## Given entries
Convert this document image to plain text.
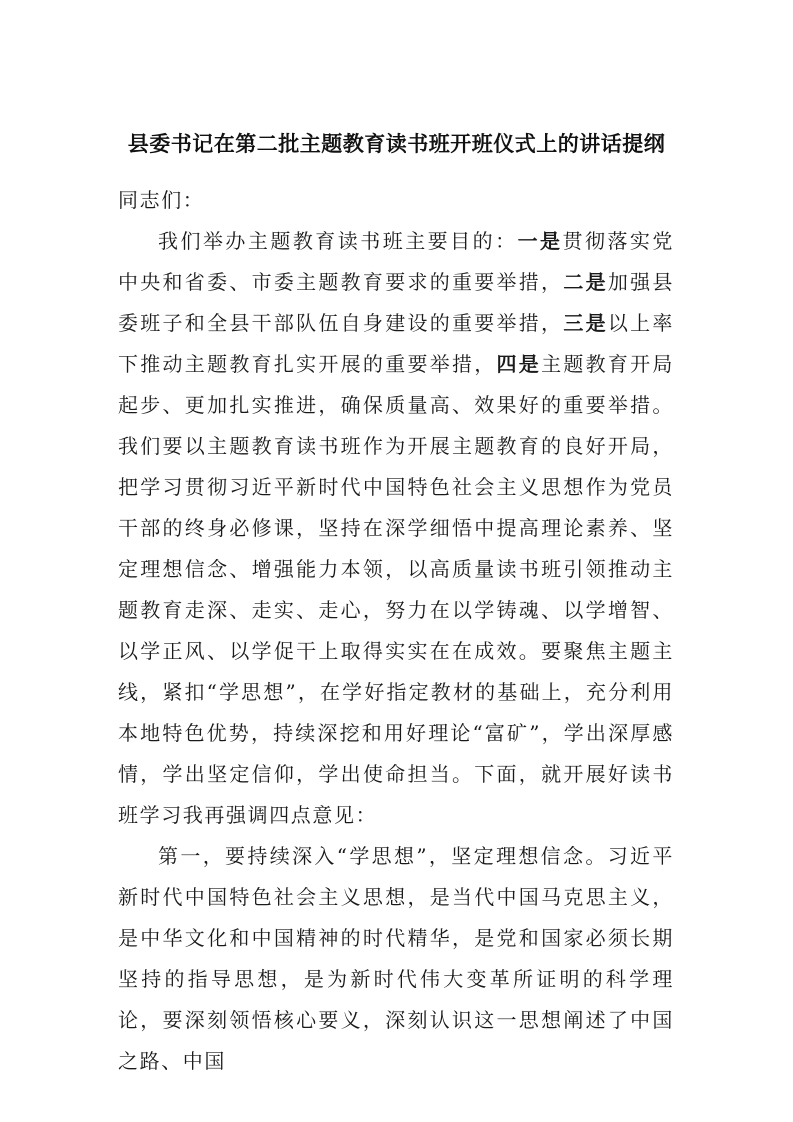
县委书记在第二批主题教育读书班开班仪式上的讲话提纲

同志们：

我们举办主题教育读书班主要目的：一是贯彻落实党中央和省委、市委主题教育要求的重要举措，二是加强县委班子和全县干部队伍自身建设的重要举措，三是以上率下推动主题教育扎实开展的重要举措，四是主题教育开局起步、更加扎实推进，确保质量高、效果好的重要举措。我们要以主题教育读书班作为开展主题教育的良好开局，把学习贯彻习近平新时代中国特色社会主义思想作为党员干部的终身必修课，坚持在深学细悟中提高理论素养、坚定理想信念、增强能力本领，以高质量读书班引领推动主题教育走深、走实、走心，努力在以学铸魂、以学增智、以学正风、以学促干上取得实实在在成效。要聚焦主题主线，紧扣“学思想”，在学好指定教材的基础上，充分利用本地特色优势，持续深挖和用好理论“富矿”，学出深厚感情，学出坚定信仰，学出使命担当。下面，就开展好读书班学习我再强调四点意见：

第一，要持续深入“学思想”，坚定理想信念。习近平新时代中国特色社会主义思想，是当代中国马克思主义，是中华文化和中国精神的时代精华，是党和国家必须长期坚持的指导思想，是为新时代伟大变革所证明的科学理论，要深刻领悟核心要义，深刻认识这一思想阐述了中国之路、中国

## Set task
Give every record again exactly, apart from the pictures, which stay out.

## Answer for this exercise
Convert this document image to plain text.
县委书记在第二批主题教育读书班开班仪式上的讲话提纲

同志们：

我们举办主题教育读书班主要目的：一是贯彻落实党中央和省委、市委主题教育要求的重要举措，二是加强县委班子和全县干部队伍自身建设的重要举措，三是以上率下推动主题教育扎实开展的重要举措，四是主题教育开局起步、更加扎实推进，确保质量高、效果好的重要举措。我们要以主题教育读书班作为开展主题教育的良好开局，把学习贯彻习近平新时代中国特色社会主义思想作为党员干部的终身必修课，坚持在深学细悟中提高理论素养、坚定理想信念、增强能力本领，以高质量读书班引领推动主题教育走深、走实、走心，努力在以学铸魂、以学增智、以学正风、以学促干上取得实实在在成效。要聚焦主题主线，紧扣“学思想”，在学好指定教材的基础上，充分利用本地特色优势，持续深挖和用好理论“富矿”，学出深厚感情，学出坚定信仰，学出使命担当。下面，就开展好读书班学习我再强调四点意见：

第一，要持续深入“学思想”，坚定理想信念。习近平新时代中国特色社会主义思想，是当代中国马克思主义，是中华文化和中国精神的时代精华，是党和国家必须长期坚持的指导思想，是为新时代伟大变革所证明的科学理论，要深刻领悟核心要义，深刻认识这一思想阐述了中国之路、中国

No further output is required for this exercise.